[Begin]

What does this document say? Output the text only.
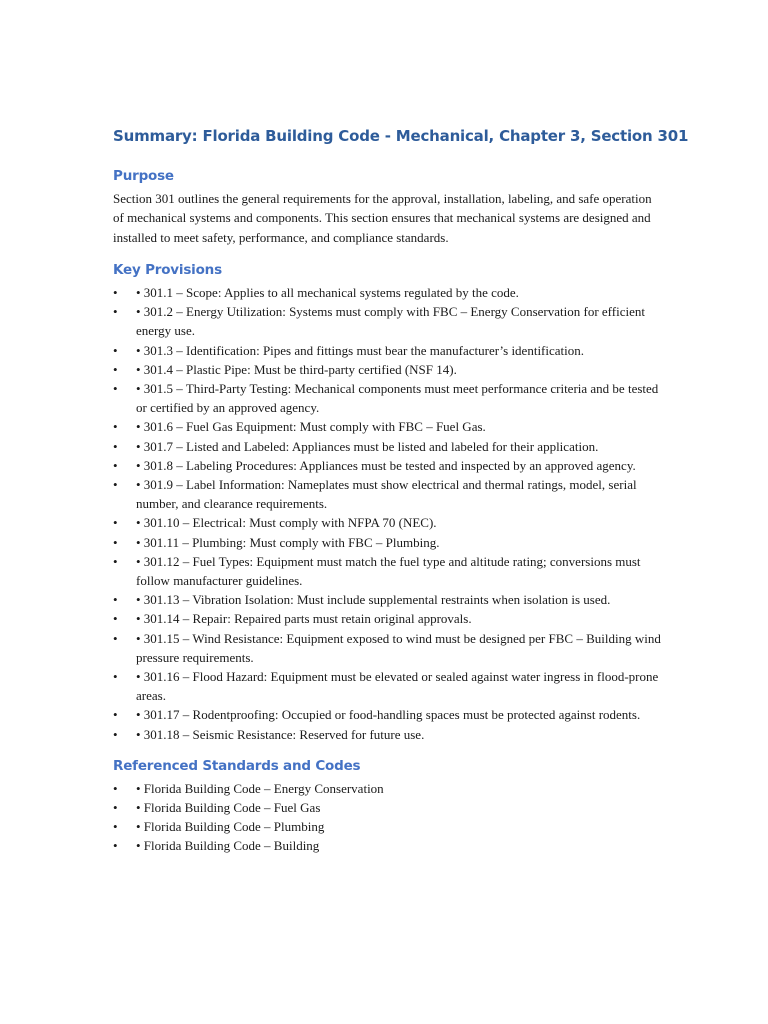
Summary: Florida Building Code - Mechanical, Chapter 3, Section 301
Purpose

Section 301 outlines the general requirements for the approval, installation, labeling, and safe operation of mechanical systems and components. This section ensures that mechanical systems are designed and installed to meet safety, performance, and compliance standards.

Key Provisions
• • 301.1 – Scope: Applies to all mechanical systems regulated by the code.
• • 301.2 – Energy Utilization: Systems must comply with FBC – Energy Conservation for efficient energy use.
• • 301.3 – Identification: Pipes and fittings must bear the manufacturer’s identification.
• • 301.4 – Plastic Pipe: Must be third-party certified (NSF 14).
• • 301.5 – Third-Party Testing: Mechanical components must meet performance criteria and be tested or certified by an approved agency.
• • 301.6 – Fuel Gas Equipment: Must comply with FBC – Fuel Gas.
• • 301.7 – Listed and Labeled: Appliances must be listed and labeled for their application.
• • 301.8 – Labeling Procedures: Appliances must be tested and inspected by an approved agency.
• • 301.9 – Label Information: Nameplates must show electrical and thermal ratings, model, serial number, and clearance requirements.
• • 301.10 – Electrical: Must comply with NFPA 70 (NEC).
• • 301.11 – Plumbing: Must comply with FBC – Plumbing.
• • 301.12 – Fuel Types: Equipment must match the fuel type and altitude rating; conversions must follow manufacturer guidelines.
• • 301.13 – Vibration Isolation: Must include supplemental restraints when isolation is used.
• • 301.14 – Repair: Repaired parts must retain original approvals.
• • 301.15 – Wind Resistance: Equipment exposed to wind must be designed per FBC – Building wind pressure requirements.
• • 301.16 – Flood Hazard: Equipment must be elevated or sealed against water ingress in flood-prone areas.
• • 301.17 – Rodentproofing: Occupied or food-handling spaces must be protected against rodents.
• • 301.18 – Seismic Resistance: Reserved for future use.
Referenced Standards and Codes
• • Florida Building Code – Energy Conservation
• • Florida Building Code – Fuel Gas
• • Florida Building Code – Plumbing
• • Florida Building Code – Building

[End]

* What to do *
Extract all lines of the records above that include "approved".

* Task output *
• • 301.5 – Third-Party Testing: Mechanical components must meet performance criteria and be tested or certified by an approved agency.
• • 301.8 – Labeling Procedures: Appliances must be tested and inspected by an approved agency.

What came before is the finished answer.